=== TASK TO COMPLETE ===
A single number is the answer here: how many lines of the entries contain "core"?

[Dataset items]
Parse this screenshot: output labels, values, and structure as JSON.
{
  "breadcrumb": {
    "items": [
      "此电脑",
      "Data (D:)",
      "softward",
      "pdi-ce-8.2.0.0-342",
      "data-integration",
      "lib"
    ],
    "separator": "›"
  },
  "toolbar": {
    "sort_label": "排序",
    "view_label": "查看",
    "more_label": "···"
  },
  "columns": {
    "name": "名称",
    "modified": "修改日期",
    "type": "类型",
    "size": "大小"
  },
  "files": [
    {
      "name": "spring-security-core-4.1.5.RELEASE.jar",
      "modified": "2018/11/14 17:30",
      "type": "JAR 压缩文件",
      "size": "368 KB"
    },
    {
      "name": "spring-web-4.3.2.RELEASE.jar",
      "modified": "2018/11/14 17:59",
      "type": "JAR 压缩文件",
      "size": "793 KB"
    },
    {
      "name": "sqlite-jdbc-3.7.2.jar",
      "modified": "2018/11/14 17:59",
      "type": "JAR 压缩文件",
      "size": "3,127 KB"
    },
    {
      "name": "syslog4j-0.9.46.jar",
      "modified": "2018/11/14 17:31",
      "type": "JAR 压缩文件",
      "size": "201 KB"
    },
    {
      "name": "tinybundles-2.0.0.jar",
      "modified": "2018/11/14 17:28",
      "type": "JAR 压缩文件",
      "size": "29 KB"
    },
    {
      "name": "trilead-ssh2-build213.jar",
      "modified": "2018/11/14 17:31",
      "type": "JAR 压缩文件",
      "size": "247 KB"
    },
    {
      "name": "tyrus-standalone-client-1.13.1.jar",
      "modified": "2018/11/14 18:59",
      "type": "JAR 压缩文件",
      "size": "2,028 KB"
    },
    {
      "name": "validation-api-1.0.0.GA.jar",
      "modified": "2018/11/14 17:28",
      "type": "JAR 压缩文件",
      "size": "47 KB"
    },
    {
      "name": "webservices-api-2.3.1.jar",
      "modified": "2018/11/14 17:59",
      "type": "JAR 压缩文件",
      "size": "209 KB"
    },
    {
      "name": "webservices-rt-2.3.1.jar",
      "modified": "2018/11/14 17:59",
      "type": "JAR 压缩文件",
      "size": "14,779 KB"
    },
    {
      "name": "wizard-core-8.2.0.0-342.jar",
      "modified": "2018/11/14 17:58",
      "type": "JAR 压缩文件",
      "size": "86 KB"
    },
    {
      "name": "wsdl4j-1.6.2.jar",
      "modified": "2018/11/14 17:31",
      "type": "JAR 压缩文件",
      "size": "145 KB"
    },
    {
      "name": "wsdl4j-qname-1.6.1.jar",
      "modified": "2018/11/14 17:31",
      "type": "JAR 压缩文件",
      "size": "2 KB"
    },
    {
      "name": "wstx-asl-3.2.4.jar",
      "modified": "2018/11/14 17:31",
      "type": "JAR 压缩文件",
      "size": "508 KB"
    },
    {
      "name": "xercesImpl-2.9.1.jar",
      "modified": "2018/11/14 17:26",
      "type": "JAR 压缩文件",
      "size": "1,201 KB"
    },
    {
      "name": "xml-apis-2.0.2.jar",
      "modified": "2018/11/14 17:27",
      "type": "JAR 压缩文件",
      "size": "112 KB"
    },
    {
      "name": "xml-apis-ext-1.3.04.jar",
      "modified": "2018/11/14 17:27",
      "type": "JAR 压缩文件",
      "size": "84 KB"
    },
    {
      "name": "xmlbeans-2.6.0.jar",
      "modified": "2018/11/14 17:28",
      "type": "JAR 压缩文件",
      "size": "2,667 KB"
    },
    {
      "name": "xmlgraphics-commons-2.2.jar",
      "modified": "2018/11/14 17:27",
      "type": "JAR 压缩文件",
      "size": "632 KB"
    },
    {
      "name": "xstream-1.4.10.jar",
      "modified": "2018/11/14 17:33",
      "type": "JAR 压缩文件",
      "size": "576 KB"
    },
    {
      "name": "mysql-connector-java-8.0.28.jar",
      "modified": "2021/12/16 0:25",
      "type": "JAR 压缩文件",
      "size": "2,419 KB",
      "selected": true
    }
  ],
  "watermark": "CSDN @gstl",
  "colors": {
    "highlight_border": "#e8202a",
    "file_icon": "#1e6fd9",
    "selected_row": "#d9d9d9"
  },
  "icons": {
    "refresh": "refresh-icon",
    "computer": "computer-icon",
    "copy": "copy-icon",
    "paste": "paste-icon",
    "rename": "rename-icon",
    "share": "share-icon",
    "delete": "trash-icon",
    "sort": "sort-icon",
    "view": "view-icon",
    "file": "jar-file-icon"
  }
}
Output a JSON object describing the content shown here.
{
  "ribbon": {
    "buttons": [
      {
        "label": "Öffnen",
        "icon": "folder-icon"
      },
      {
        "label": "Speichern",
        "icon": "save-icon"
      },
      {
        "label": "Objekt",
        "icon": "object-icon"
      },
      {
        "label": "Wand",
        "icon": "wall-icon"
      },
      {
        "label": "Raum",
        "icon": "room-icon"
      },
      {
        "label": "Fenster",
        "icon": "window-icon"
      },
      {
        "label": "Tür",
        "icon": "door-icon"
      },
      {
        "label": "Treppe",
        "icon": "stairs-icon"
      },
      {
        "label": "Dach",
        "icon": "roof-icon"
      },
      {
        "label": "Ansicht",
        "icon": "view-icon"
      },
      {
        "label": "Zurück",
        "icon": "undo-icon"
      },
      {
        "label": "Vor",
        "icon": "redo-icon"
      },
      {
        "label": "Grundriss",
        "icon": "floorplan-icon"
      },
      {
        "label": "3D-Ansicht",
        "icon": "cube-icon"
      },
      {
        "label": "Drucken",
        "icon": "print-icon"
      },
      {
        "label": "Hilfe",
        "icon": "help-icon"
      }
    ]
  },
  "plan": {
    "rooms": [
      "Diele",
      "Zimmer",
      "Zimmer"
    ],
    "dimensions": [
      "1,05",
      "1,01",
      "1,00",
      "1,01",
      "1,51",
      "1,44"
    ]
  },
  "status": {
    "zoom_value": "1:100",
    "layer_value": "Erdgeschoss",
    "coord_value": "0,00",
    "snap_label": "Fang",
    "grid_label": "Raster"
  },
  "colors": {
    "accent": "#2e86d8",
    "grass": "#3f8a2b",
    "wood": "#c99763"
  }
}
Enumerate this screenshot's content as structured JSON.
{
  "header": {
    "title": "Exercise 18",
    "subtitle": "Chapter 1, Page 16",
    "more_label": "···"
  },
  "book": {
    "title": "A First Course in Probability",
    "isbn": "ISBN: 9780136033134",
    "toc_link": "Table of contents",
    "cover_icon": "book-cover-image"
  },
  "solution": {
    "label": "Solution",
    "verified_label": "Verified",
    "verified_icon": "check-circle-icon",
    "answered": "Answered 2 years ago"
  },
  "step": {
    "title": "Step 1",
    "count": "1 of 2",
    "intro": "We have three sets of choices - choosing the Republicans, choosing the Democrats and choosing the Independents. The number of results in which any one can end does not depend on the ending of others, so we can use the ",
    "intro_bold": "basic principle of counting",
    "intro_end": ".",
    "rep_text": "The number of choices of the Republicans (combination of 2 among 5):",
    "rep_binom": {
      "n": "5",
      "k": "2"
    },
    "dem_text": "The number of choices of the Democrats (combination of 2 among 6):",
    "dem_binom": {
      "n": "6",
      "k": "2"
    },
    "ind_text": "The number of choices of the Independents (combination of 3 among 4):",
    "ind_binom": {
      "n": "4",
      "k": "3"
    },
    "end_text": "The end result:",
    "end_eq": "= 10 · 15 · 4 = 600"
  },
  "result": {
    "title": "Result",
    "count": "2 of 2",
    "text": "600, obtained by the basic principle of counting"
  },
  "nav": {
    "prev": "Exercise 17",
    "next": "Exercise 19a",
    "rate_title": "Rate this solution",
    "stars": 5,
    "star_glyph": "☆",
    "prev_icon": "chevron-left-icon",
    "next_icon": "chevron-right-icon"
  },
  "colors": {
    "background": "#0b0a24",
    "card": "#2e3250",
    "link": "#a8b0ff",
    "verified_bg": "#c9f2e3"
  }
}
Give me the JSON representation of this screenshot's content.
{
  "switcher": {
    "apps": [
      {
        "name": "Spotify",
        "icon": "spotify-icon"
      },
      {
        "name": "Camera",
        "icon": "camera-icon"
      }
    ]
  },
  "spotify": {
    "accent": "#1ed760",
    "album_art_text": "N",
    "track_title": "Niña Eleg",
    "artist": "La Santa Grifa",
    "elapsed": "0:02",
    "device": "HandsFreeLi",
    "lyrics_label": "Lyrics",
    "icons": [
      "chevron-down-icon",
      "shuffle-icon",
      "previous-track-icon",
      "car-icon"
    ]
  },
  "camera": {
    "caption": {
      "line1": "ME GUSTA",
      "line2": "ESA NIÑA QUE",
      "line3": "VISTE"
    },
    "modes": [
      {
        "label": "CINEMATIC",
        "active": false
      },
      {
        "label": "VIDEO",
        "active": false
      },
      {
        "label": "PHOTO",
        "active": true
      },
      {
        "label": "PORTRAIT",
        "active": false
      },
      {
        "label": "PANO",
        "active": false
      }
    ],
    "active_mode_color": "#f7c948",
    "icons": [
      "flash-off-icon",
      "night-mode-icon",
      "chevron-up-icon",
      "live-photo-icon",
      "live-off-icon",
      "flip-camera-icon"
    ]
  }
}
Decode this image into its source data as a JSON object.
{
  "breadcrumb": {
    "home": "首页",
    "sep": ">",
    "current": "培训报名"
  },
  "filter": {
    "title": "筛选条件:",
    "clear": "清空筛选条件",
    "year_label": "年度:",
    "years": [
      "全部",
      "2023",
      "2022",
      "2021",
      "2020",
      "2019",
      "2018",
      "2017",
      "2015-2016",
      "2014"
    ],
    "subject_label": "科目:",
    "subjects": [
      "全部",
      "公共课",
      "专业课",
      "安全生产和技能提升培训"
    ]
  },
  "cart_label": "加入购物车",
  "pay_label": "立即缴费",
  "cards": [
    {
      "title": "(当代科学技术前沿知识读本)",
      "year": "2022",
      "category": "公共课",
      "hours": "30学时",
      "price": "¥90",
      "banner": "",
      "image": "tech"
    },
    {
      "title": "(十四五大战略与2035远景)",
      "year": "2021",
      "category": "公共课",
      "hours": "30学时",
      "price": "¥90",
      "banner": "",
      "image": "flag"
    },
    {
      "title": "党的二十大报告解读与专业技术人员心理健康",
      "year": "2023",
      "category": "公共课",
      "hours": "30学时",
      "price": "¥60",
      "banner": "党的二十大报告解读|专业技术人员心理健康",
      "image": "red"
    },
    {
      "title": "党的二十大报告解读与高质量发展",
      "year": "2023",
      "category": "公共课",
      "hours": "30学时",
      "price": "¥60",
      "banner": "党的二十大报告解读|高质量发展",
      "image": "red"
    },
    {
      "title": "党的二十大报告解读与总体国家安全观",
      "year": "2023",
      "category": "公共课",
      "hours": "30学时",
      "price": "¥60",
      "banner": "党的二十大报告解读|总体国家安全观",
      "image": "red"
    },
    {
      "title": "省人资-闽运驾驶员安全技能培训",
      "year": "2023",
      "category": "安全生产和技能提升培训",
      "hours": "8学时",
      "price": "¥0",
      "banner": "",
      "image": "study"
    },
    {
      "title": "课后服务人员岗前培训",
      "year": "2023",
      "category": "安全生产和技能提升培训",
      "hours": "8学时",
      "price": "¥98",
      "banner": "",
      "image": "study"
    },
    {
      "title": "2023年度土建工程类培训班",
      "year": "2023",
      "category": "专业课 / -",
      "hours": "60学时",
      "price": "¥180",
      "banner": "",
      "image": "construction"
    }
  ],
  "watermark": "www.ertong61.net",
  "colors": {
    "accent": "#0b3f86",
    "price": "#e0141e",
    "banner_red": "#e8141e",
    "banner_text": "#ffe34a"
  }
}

=== EXERCISE SOLUTION ===
2